=== DATA FOR THE TASK ===

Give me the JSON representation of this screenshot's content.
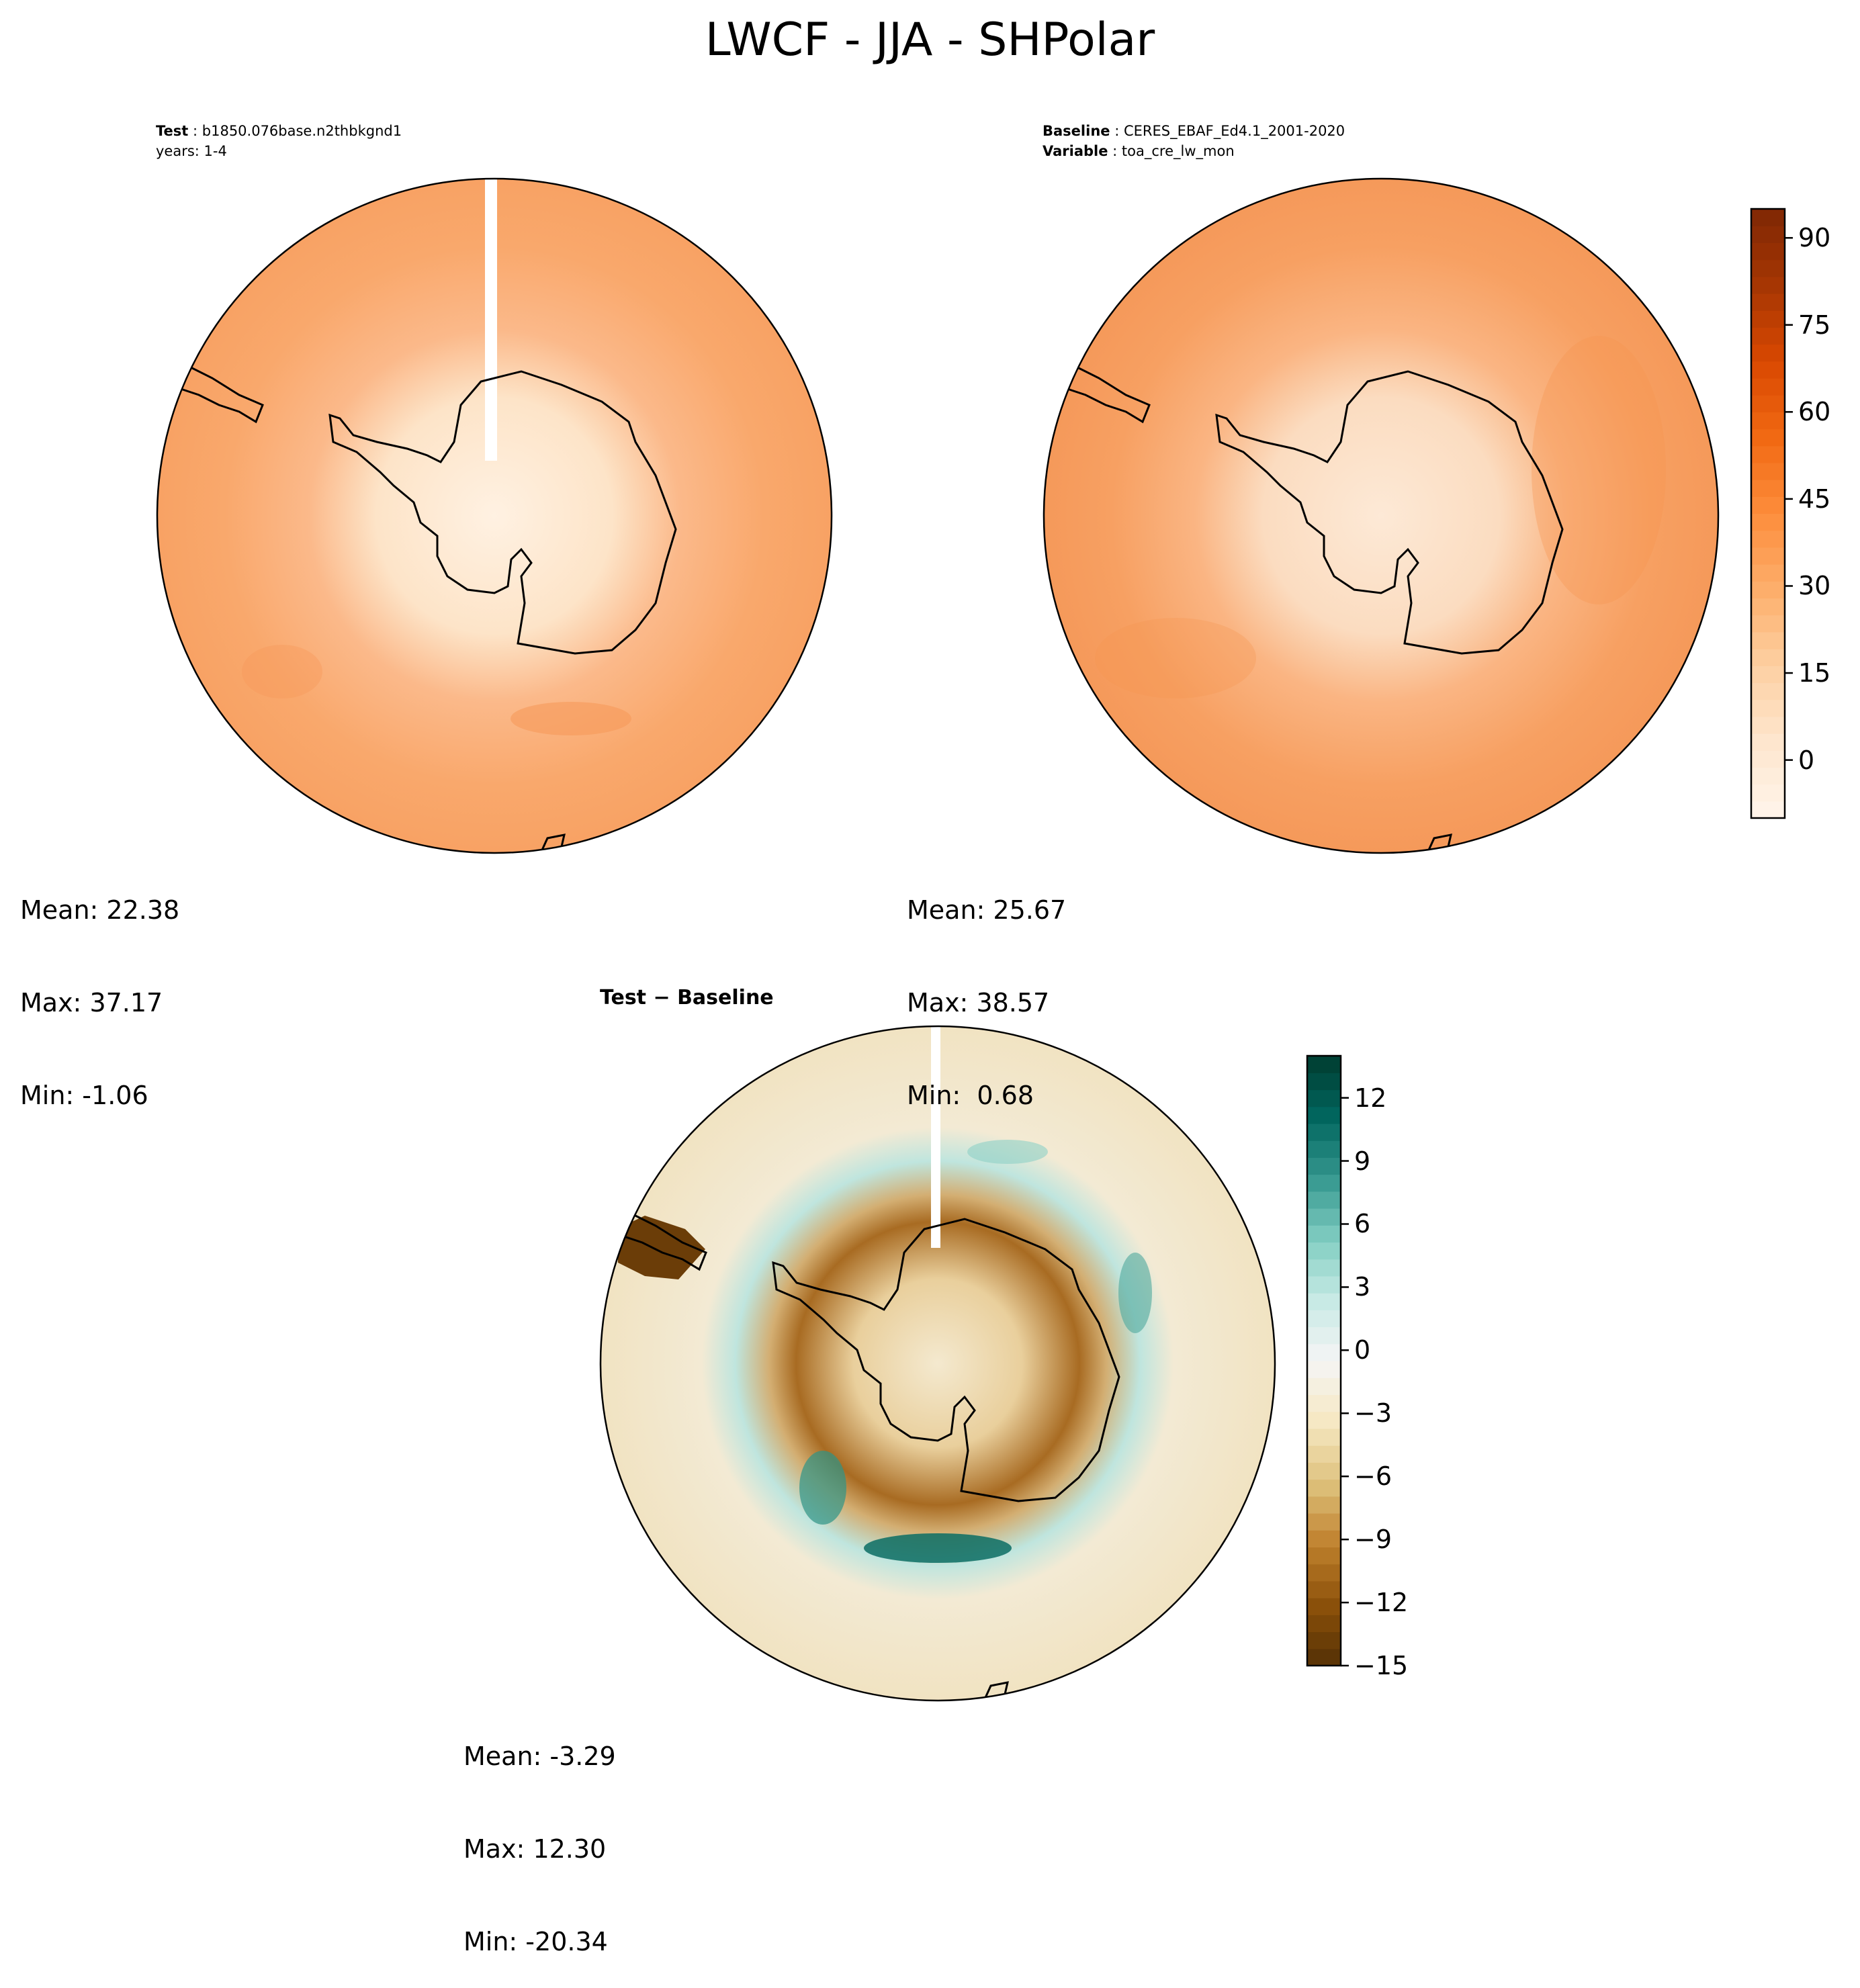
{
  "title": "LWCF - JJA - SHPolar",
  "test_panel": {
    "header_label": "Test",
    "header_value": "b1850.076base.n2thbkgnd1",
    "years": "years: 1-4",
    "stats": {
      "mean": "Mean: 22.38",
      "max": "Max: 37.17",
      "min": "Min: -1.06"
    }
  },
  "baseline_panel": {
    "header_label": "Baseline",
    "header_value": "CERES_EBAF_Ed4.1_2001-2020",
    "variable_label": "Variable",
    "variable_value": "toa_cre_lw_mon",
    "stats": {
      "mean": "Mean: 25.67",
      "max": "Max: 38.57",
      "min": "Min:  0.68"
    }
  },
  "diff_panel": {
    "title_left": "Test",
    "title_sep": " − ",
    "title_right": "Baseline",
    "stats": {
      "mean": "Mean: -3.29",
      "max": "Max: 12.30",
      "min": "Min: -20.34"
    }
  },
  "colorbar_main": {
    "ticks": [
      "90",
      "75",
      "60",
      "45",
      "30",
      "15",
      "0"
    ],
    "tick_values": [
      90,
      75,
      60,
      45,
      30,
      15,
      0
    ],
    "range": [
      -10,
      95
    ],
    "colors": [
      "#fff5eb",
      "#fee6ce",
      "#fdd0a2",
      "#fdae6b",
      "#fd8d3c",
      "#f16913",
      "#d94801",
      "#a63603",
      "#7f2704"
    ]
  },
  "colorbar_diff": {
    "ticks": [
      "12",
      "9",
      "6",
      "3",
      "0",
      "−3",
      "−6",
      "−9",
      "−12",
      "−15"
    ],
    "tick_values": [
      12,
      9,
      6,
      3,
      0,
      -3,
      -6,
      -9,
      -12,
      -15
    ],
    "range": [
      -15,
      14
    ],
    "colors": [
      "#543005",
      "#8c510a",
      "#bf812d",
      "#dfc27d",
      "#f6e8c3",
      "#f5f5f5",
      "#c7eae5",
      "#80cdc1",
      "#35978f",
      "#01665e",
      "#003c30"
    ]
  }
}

===

*OBJECTIVE*: Isolate the lines that hold the word "mean" and copy all of them.

*RESULT OF THE EXERCISE*:
      "mean": "Mean: 22.38",
      "mean": "Mean: 25.67",
      "mean": "Mean: -3.29",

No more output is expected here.